-- begin Supplied data --
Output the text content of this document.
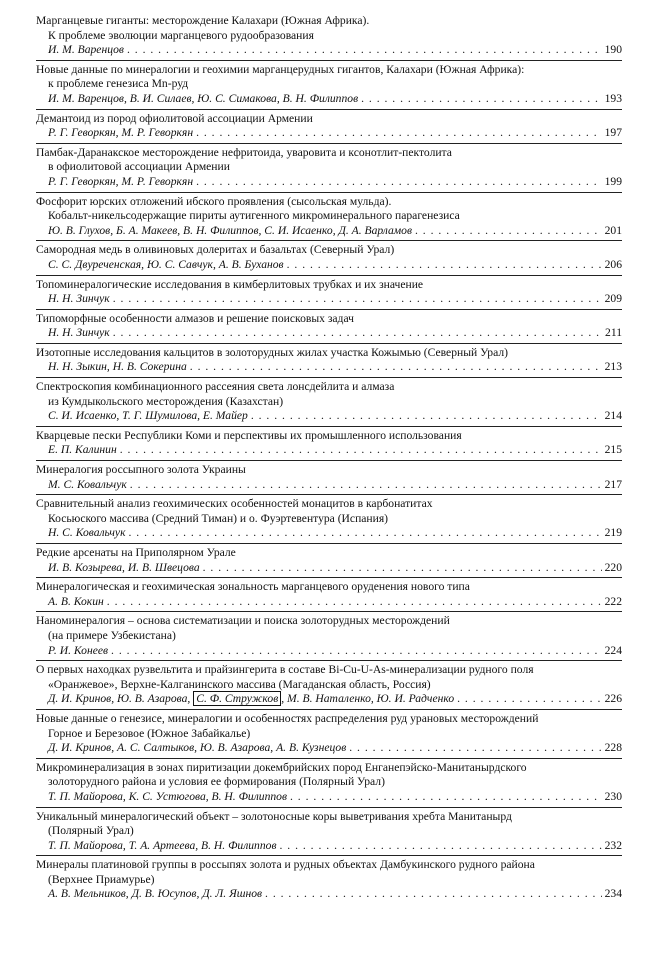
Марганцевые гиганты: месторождение Калахари (Южная Африка).
К проблеме эволюции марганцевого рудообразования
И. М. Варенцов . . .	190
Новые данные по минералогии и геохимии марганцерудных гигантов, Калахари (Южная Африка):
к проблеме генезиса Mn-руд
И. М. Варенцов, В. И. Силаев, Ю. С. Симакова, В. Н. Филиппов . . .	193
Демантоид из пород офиолитовой ассоциации Армении
Р. Г. Геворкян, М. Р. Геворкян . . .	197
Памбак-Даранакское месторождение нефритоида, уваровита и ксонотлит-пектолита
в офиолитовой ассоциации Армении
Р. Г. Геворкян, М. Р. Геворкян . . .	199
Фосфорит юрских отложений ибского проявления (сысольская мульда).
Кобальт-никельсодержащие пириты аутигенного микроминерального парагенезиса
Ю. В. Глухов, Б. А. Макеев, В. Н. Филиппов, С. И. Исаенко, Д. А. Варламов . . .	201
Самородная медь в оливиновых долеритах и базальтах (Северный Урал)
С. С. Двуреченская, Ю. С. Савчук, А. В. Буханов . . .	206
Топоминералогические исследования в кимберлитовых трубках и их значение
Н. Н. Зинчук . . .	209
Типоморфные особенности алмазов и решение поисковых задач
Н. Н. Зинчук . . .	211
Изотопные исследования кальцитов в золоторудных жилах участка Кожымью (Северный Урал)
Н. Н. Зыкин, Н. В. Сокерина . . .	213
Спектроскопия комбинационного рассеяния света лонсдейлита и алмаза
из Кумдыкольского месторождения (Казахстан)
С. И. Исаенко, Т. Г. Шумилова, Е. Майер . . .	214
Кварцевые пески Республики Коми и перспективы их промышленного использования
Е. П. Калинин . . .	215
Минералогия россыпного золота Украины
М. С. Ковальчук . . .	217
Сравнительный анализ геохимических особенностей монацитов в карбонатитах
Косьюского массива (Средний Тиман) и о. Фуэртевентура (Испания)
Н. С. Ковальчук . . .	219
Редкие арсенаты на Приполярном Урале
И. В. Козырева, И. В. Швецова . . .	220
Минералогическая и геохимическая зональность марганцевого оруденения нового типа
А. В. Кокин . . .	222
Наноминералогия – основа систематизации и поиска золоторудных месторождений
(на примере Узбекистана)
Р. И. Конеев . . .	224
О первых находках рузвельтита и прайзингерита в составе Bi-Cu-U-As-минерализации рудного поля
«Оранжевое», Верхне-Калганинского массива (Магаданская область, Россия)
Д. И. Кринов, Ю. В. Азарова, С. Ф. Стружков , М. В. Наталенко, Ю. И. Радченко . . .	226
Новые данные о генезисе, минералогии и особенностях распределения руд урановых месторождений
Горное и Березовое (Южное Забайкалье)
Д. И. Кринов, А. С. Салтыков, Ю. В. Азарова, А. В. Кузнецов . . .	228
Микроминерализация в зонах пиритизации докембрийских пород Енганепэйско-Манитанырдского
золоторудного района и условия ее формирования (Полярный Урал)
Т. П. Майорова, К. С. Устюгова, В. Н. Филиппов . . .	230
Уникальный минералогический объект – золотоносные коры выветривания хребта Манитанырд
(Полярный Урал)
Т. П. Майорова, Т. А. Артеева, В. Н. Филиппов . . .	232
Минералы платиновой группы в россыпях золота и рудных объектах Дамбукинского рудного района
(Верхнее Приамурье)
А. В. Мельников, Д. В. Юсупов, Д. Л. Яшнов . . .	234
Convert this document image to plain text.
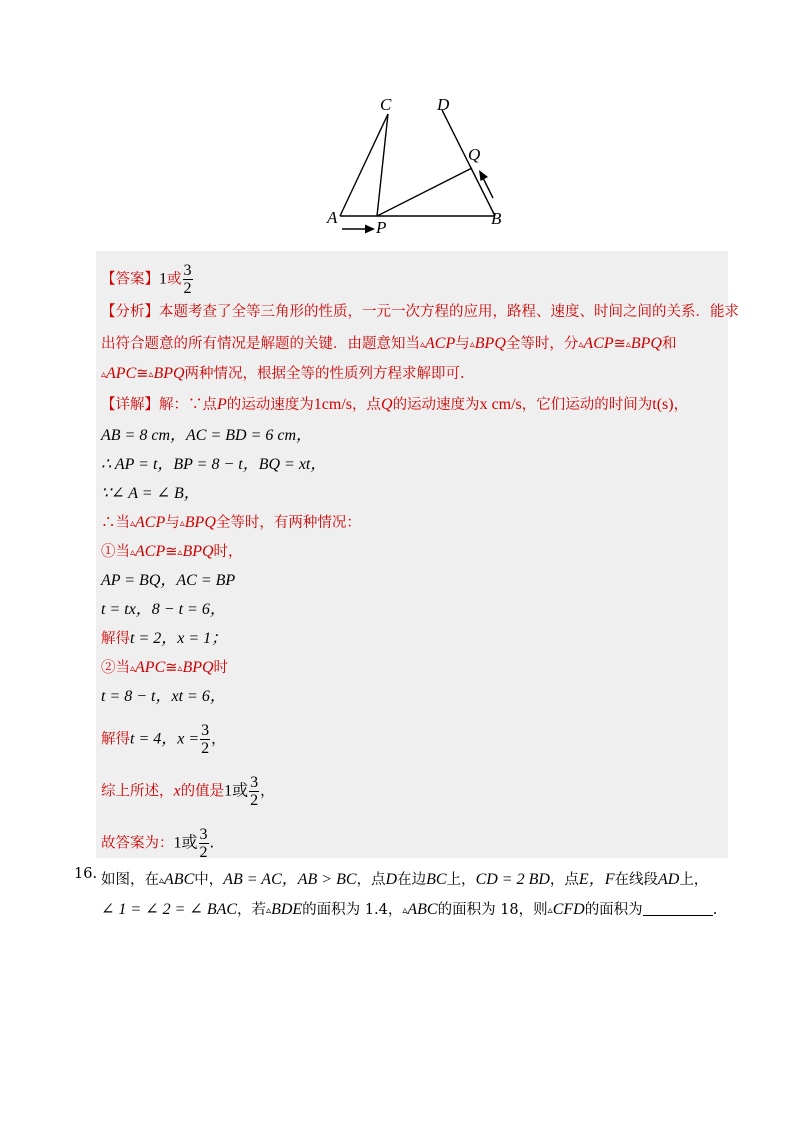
C	D
Q
A	B
P
【答案】1或 $\frac{3}{2}$
【分析】本题考查了全等三角形的性质，一元一次方程的应用，路程、速度、时间之间的关系．能求
出符合题意的所有情况是解题的关键．由题意知当▵ACP与▵BPQ全等时，分▵ACP≅▵BPQ和
▵APC≅▵BPQ两种情况，根据全等的性质列方程求解即可.
【详解】解：∵点P的运动速度为1cm/s，点Q的运动速度为x cm/s，它们运动的时间为t(s)，
AB = 8 cm，AC = BD = 6 cm，
∴ AP = t，BP = 8 − t，BQ = xt，
∵∠ A = ∠ B，
∴当▵ACP与▵BPQ全等时，有两种情况：
①当▵ACP≅▵BPQ时，
AP = BQ，AC = BP
t = tx，8 − t = 6，
解得t = 2，x = 1；
②当▵APC≅▵BPQ时
t = 8 − t，xt = 6，
解得t = 4，$x = \frac{3}{2}$ ，
综上所述，x的值是1或 $\frac{3}{2}$ ，
故答案为：1或 $\frac{3}{2}$ .
16. 如图，在▵ABC中，AB = AC，AB > BC，点D在边BC上，CD = 2 BD，点E，F在线段AD上，
∠ 1 = ∠ 2 = ∠ BAC，若▵BDE的面积为 1.4，▵ABC的面积为 18，则▵CFD的面积为	.
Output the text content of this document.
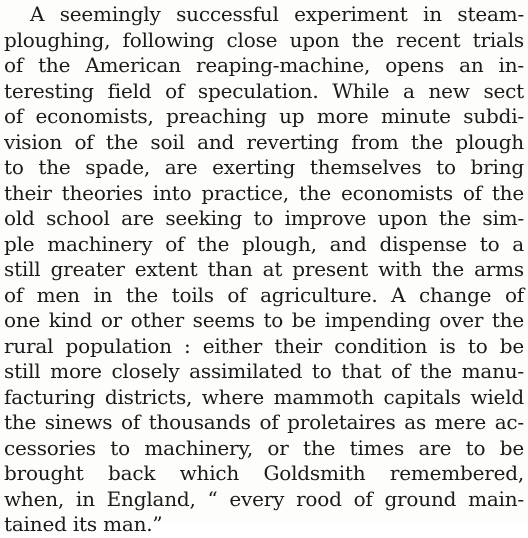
A seemingly successful experiment in steam-
ploughing, following close upon the recent trials
of the American reaping-machine, opens an in-
teresting field of speculation. While a new sect
of economists, preaching up more minute subdi-
vision of the soil and reverting from the plough
to the spade, are exerting themselves to bring
their theories into practice, the economists of the
old school are seeking to improve upon the sim-
ple machinery of the plough, and dispense to a
still greater extent than at present with the arms
of men in the toils of agriculture. A change of
one kind or other seems to be impending over the
rural population : either their condition is to be
still more closely assimilated to that of the manu-
facturing districts, where mammoth capitals wield
the sinews of thousands of proletaires as mere ac-
cessories to machinery, or the times are to be
brought back which Goldsmith remembered,
when, in England, “ every rood of ground main-
tained its man.”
-- end Supplied data --
Exercise aim -> All of the records above must be copied exactly, except for the pictures.

Final result ->
Output the text content of this document.
Марганцевые гиганты: месторождение Калахари (Южная Африка).
К проблеме эволюции марганцевого рудообразования
И. М. Варенцов . . .	190
Новые данные по минералогии и геохимии марганцерудных гигантов, Калахари (Южная Африка):
к проблеме генезиса Mn-руд
И. М. Варенцов, В. И. Силаев, Ю. С. Симакова, В. Н. Филиппов . . .	193
Демантоид из пород офиолитовой ассоциации Армении
Р. Г. Геворкян, М. Р. Геворкян . . .	197
Памбак-Даранакское месторождение нефритоида, уваровита и ксонотлит-пектолита
в офиолитовой ассоциации Армении
Р. Г. Геворкян, М. Р. Геворкян . . .	199
Фосфорит юрских отложений ибского проявления (сысольская мульда).
Кобальт-никельсодержащие пириты аутигенного микроминерального парагенезиса
Ю. В. Глухов, Б. А. Макеев, В. Н. Филиппов, С. И. Исаенко, Д. А. Варламов . . .	201
Самородная медь в оливиновых долеритах и базальтах (Северный Урал)
С. С. Двуреченская, Ю. С. Савчук, А. В. Буханов . . .	206
Топоминералогические исследования в кимберлитовых трубках и их значение
Н. Н. Зинчук . . .	209
Типоморфные особенности алмазов и решение поисковых задач
Н. Н. Зинчук . . .	211
Изотопные исследования кальцитов в золоторудных жилах участка Кожымью (Северный Урал)
Н. Н. Зыкин, Н. В. Сокерина . . .	213
Спектроскопия комбинационного рассеяния света лонсдейлита и алмаза
из Кумдыкольского месторождения (Казахстан)
С. И. Исаенко, Т. Г. Шумилова, Е. Майер . . .	214
Кварцевые пески Республики Коми и перспективы их промышленного использования
Е. П. Калинин . . .	215
Минералогия россыпного золота Украины
М. С. Ковальчук . . .	217
Сравнительный анализ геохимических особенностей монацитов в карбонатитах
Косьюского массива (Средний Тиман) и о. Фуэртевентура (Испания)
Н. С. Ковальчук . . .	219
Редкие арсенаты на Приполярном Урале
И. В. Козырева, И. В. Швецова . . .	220
Минералогическая и геохимическая зональность марганцевого оруденения нового типа
А. В. Кокин . . .	222
Наноминералогия – основа систематизации и поиска золоторудных месторождений
(на примере Узбекистана)
Р. И. Конеев . . .	224
О первых находках рузвельтита и прайзингерита в составе Bi-Cu-U-As-минерализации рудного поля
«Оранжевое», Верхне-Калганинского массива (Магаданская область, Россия)
Д. И. Кринов, Ю. В. Азарова, С. Ф. Стружков , М. В. Наталенко, Ю. И. Радченко . . .	226
Новые данные о генезисе, минералогии и особенностях распределения руд урановых месторождений
Горное и Березовое (Южное Забайкалье)
Д. И. Кринов, А. С. Салтыков, Ю. В. Азарова, А. В. Кузнецов . . .	228
Микроминерализация в зонах пиритизации докембрийских пород Енганепэйско-Манитанырдского
золоторудного района и условия ее формирования (Полярный Урал)
Т. П. Майорова, К. С. Устюгова, В. Н. Филиппов . . .	230
Уникальный минералогический объект – золотоносные коры выветривания хребта Манитанырд
(Полярный Урал)
Т. П. Майорова, Т. А. Артеева, В. Н. Филиппов . . .	232
Минералы платиновой группы в россыпях золота и рудных объектах Дамбукинского рудного района
(Верхнее Приамурье)
А. В. Мельников, Д. В. Юсупов, Д. Л. Яшнов . . .	234
Convert this document image to plain text.
C	D
Q
A	B
P
【答案】1或 $\frac{3}{2}$
【分析】本题考查了全等三角形的性质，一元一次方程的应用，路程、速度、时间之间的关系．能求
出符合题意的所有情况是解题的关键．由题意知当▵ACP与▵BPQ全等时，分▵ACP≅▵BPQ和
▵APC≅▵BPQ两种情况，根据全等的性质列方程求解即可.
【详解】解：∵点P的运动速度为1cm/s，点Q的运动速度为x cm/s，它们运动的时间为t(s)，
AB = 8 cm，AC = BD = 6 cm，
∴ AP = t，BP = 8 − t，BQ = xt，
∵∠ A = ∠ B，
∴当▵ACP与▵BPQ全等时，有两种情况：
①当▵ACP≅▵BPQ时，
AP = BQ，AC = BP
t = tx，8 − t = 6，
解得t = 2，x = 1；
②当▵APC≅▵BPQ时
t = 8 − t，xt = 6，
解得t = 4，$x = \frac{3}{2}$ ，
综上所述，x的值是1或 $\frac{3}{2}$ ，
故答案为：1或 $\frac{3}{2}$ .
16. 如图，在▵ABC中，AB = AC，AB > BC，点D在边BC上，CD = 2 BD，点E，F在线段AD上，
∠ 1 = ∠ 2 = ∠ BAC，若▵BDE的面积为 1.4，▵ABC的面积为 18，则▵CFD的面积为	.
Output the text content of this document.
A seemingly successful experiment in steam-
ploughing, following close upon the recent trials
of the American reaping-machine, opens an in-
teresting field of speculation. While a new sect
of economists, preaching up more minute subdi-
vision of the soil and reverting from the plough
to the spade, are exerting themselves to bring
their theories into practice, the economists of the
old school are seeking to improve upon the sim-
ple machinery of the plough, and dispense to a
still greater extent than at present with the arms
of men in the toils of agriculture. A change of
one kind or other seems to be impending over the
rural population : either their condition is to be
still more closely assimilated to that of the manu-
facturing districts, where mammoth capitals wield
the sinews of thousands of proletaires as mere ac-
cessories to machinery, or the times are to be
brought back which Goldsmith remembered,
when, in England, “ every rood of ground main-
tained its man.”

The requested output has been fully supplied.